* [TO DO]: Return the entries below verbatim. Pictures stay out.

### AVAILABLE RECORDS ###

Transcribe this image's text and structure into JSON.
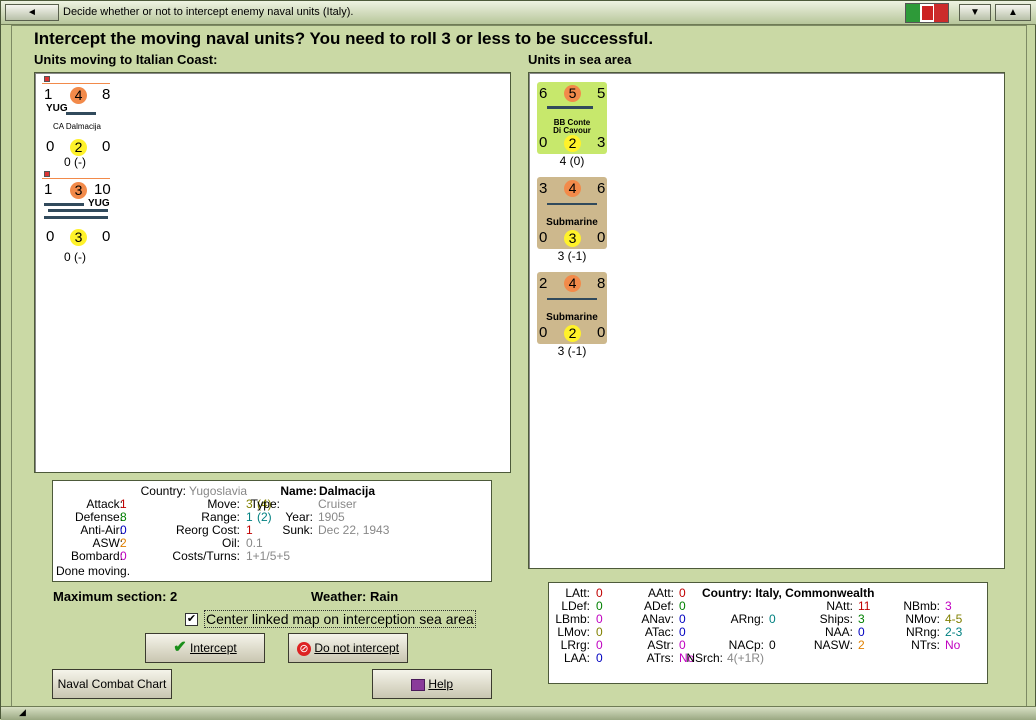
{
  "window": {
    "title": "Decide whether or not to intercept enemy naval units (Italy).",
    "flag_colors": [
      "#2e9a39",
      "#ffffff",
      "#cc2b2b"
    ]
  },
  "heading": "Intercept the moving naval units?  You need to roll 3 or less to be successful.",
  "left_header": "Units moving to Italian Coast:",
  "right_header": "Units in sea area",
  "moving_units": [
    {
      "top": [
        "1",
        "4",
        "8"
      ],
      "nation": "YUG",
      "name": "CA Dalmacija",
      "bottom": [
        "0",
        "2",
        "0"
      ],
      "sub": "0 (-)",
      "colors": {
        "mid": "#f28a4a",
        "def": "#fff22a"
      }
    },
    {
      "top": [
        "1",
        "3",
        "10"
      ],
      "nation": "YUG",
      "name": "",
      "bottom": [
        "0",
        "3",
        "0"
      ],
      "sub": "0 (-)",
      "colors": {
        "mid": "#f28a4a",
        "def": "#fff22a"
      }
    }
  ],
  "sea_units": [
    {
      "top": [
        "6",
        "5",
        "5"
      ],
      "name_line1": "BB Conte",
      "name_line2": "Di Cavour",
      "bottom": [
        "0",
        "2",
        "3"
      ],
      "sub": "4 (0)",
      "bg": "#c7e86c"
    },
    {
      "top": [
        "3",
        "4",
        "6"
      ],
      "name_line1": "Submarine",
      "name_line2": "",
      "bottom": [
        "0",
        "3",
        "0"
      ],
      "sub": "3 (-1)",
      "bg": "#cdb88d"
    },
    {
      "top": [
        "2",
        "4",
        "8"
      ],
      "name_line1": "Submarine",
      "name_line2": "",
      "bottom": [
        "0",
        "2",
        "0"
      ],
      "sub": "3 (-1)",
      "bg": "#cdb88d"
    }
  ],
  "unit_info": {
    "country_label": "Country:",
    "country": "Yugoslavia",
    "attack_label": "Attack:",
    "attack": "1",
    "defense_label": "Defense:",
    "defense": "8",
    "antiair_label": "Anti-Air:",
    "antiair": "0",
    "asw_label": "ASW:",
    "asw": "2",
    "bombard_label": "Bombard:",
    "bombard": "0",
    "status": "Done moving.",
    "name_label": "Name:",
    "name": "Dalmacija",
    "move_label": "Move:",
    "move": "3",
    "move_extra": "(4)",
    "type_label": "Type:",
    "type": "Cruiser",
    "range_label": "Range:",
    "range": "1",
    "range_extra": "(2)",
    "year_label": "Year:",
    "year": "1905",
    "reorg_label": "Reorg Cost:",
    "reorg": "1",
    "sunk_label": "Sunk:",
    "sunk": "Dec 22, 1943",
    "oil_label": "Oil:",
    "oil": "0.1",
    "costs_label": "Costs/Turns:",
    "costs": "1+1/5+5"
  },
  "max_section": "Maximum section: 2",
  "weather": "Weather:  Rain",
  "center_checkbox": {
    "label": "Center linked map on interception sea area",
    "checked": true
  },
  "buttons": {
    "intercept": "Intercept",
    "no_intercept": "Do not intercept",
    "chart": "Naval Combat Chart",
    "help": "Help"
  },
  "stats": {
    "country": "Country: Italy, Commonwealth",
    "col1": [
      [
        "LAtt:",
        "0"
      ],
      [
        "LDef:",
        "0"
      ],
      [
        "LBmb:",
        "0"
      ],
      [
        "LMov:",
        "0"
      ],
      [
        "LRrg:",
        "0"
      ],
      [
        "LAA:",
        "0"
      ]
    ],
    "col2": [
      [
        "AAtt:",
        "0"
      ],
      [
        "ADef:",
        "0"
      ],
      [
        "ANav:",
        "0"
      ],
      [
        "ATac:",
        "0"
      ],
      [
        "AStr:",
        "0"
      ],
      [
        "ATrs:",
        "No"
      ]
    ],
    "col3": [
      [
        "NAtt:",
        "11"
      ],
      [
        "Ships:",
        "3"
      ],
      [
        "NAA:",
        "0"
      ],
      [
        "NASW:",
        "2"
      ]
    ],
    "arng": [
      "ARng:",
      "0"
    ],
    "nacp": [
      "NACp:",
      "0"
    ],
    "nsrch": [
      "NSrch:",
      "4(+1R)"
    ],
    "col4": [
      [
        "NBmb:",
        "3"
      ],
      [
        "NMov:",
        "4-5"
      ],
      [
        "NRng:",
        "2-3"
      ],
      [
        "NTrs:",
        "No"
      ]
    ]
  }
}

###

* [EXERCISE RESULT]:
Transcribe this image's text and structure into JSON.
{
  "window": {
    "title": "Decide whether or not to intercept enemy naval units (Italy).",
    "flag_colors": [
      "#2e9a39",
      "#ffffff",
      "#cc2b2b"
    ]
  },
  "heading": "Intercept the moving naval units?  You need to roll 3 or less to be successful.",
  "left_header": "Units moving to Italian Coast:",
  "right_header": "Units in sea area",
  "moving_units": [
    {
      "top": [
        "1",
        "4",
        "8"
      ],
      "nation": "YUG",
      "name": "CA Dalmacija",
      "bottom": [
        "0",
        "2",
        "0"
      ],
      "sub": "0 (-)",
      "colors": {
        "mid": "#f28a4a",
        "def": "#fff22a"
      }
    },
    {
      "top": [
        "1",
        "3",
        "10"
      ],
      "nation": "YUG",
      "name": "",
      "bottom": [
        "0",
        "3",
        "0"
      ],
      "sub": "0 (-)",
      "colors": {
        "mid": "#f28a4a",
        "def": "#fff22a"
      }
    }
  ],
  "sea_units": [
    {
      "top": [
        "6",
        "5",
        "5"
      ],
      "name_line1": "BB Conte",
      "name_line2": "Di Cavour",
      "bottom": [
        "0",
        "2",
        "3"
      ],
      "sub": "4 (0)",
      "bg": "#c7e86c"
    },
    {
      "top": [
        "3",
        "4",
        "6"
      ],
      "name_line1": "Submarine",
      "name_line2": "",
      "bottom": [
        "0",
        "3",
        "0"
      ],
      "sub": "3 (-1)",
      "bg": "#cdb88d"
    },
    {
      "top": [
        "2",
        "4",
        "8"
      ],
      "name_line1": "Submarine",
      "name_line2": "",
      "bottom": [
        "0",
        "2",
        "0"
      ],
      "sub": "3 (-1)",
      "bg": "#cdb88d"
    }
  ],
  "unit_info": {
    "country_label": "Country:",
    "country": "Yugoslavia",
    "attack_label": "Attack:",
    "attack": "1",
    "defense_label": "Defense:",
    "defense": "8",
    "antiair_label": "Anti-Air:",
    "antiair": "0",
    "asw_label": "ASW:",
    "asw": "2",
    "bombard_label": "Bombard:",
    "bombard": "0",
    "status": "Done moving.",
    "name_label": "Name:",
    "name": "Dalmacija",
    "move_label": "Move:",
    "move": "3",
    "move_extra": "(4)",
    "type_label": "Type:",
    "type": "Cruiser",
    "range_label": "Range:",
    "range": "1",
    "range_extra": "(2)",
    "year_label": "Year:",
    "year": "1905",
    "reorg_label": "Reorg Cost:",
    "reorg": "1",
    "sunk_label": "Sunk:",
    "sunk": "Dec 22, 1943",
    "oil_label": "Oil:",
    "oil": "0.1",
    "costs_label": "Costs/Turns:",
    "costs": "1+1/5+5"
  },
  "max_section": "Maximum section: 2",
  "weather": "Weather:  Rain",
  "center_checkbox": {
    "label": "Center linked map on interception sea area",
    "checked": true
  },
  "buttons": {
    "intercept": "Intercept",
    "no_intercept": "Do not intercept",
    "chart": "Naval Combat Chart",
    "help": "Help"
  },
  "stats": {
    "country": "Country: Italy, Commonwealth",
    "col1": [
      [
        "LAtt:",
        "0"
      ],
      [
        "LDef:",
        "0"
      ],
      [
        "LBmb:",
        "0"
      ],
      [
        "LMov:",
        "0"
      ],
      [
        "LRrg:",
        "0"
      ],
      [
        "LAA:",
        "0"
      ]
    ],
    "col2": [
      [
        "AAtt:",
        "0"
      ],
      [
        "ADef:",
        "0"
      ],
      [
        "ANav:",
        "0"
      ],
      [
        "ATac:",
        "0"
      ],
      [
        "AStr:",
        "0"
      ],
      [
        "ATrs:",
        "No"
      ]
    ],
    "col3": [
      [
        "NAtt:",
        "11"
      ],
      [
        "Ships:",
        "3"
      ],
      [
        "NAA:",
        "0"
      ],
      [
        "NASW:",
        "2"
      ]
    ],
    "arng": [
      "ARng:",
      "0"
    ],
    "nacp": [
      "NACp:",
      "0"
    ],
    "nsrch": [
      "NSrch:",
      "4(+1R)"
    ],
    "col4": [
      [
        "NBmb:",
        "3"
      ],
      [
        "NMov:",
        "4-5"
      ],
      [
        "NRng:",
        "2-3"
      ],
      [
        "NTrs:",
        "No"
      ]
    ]
  }
}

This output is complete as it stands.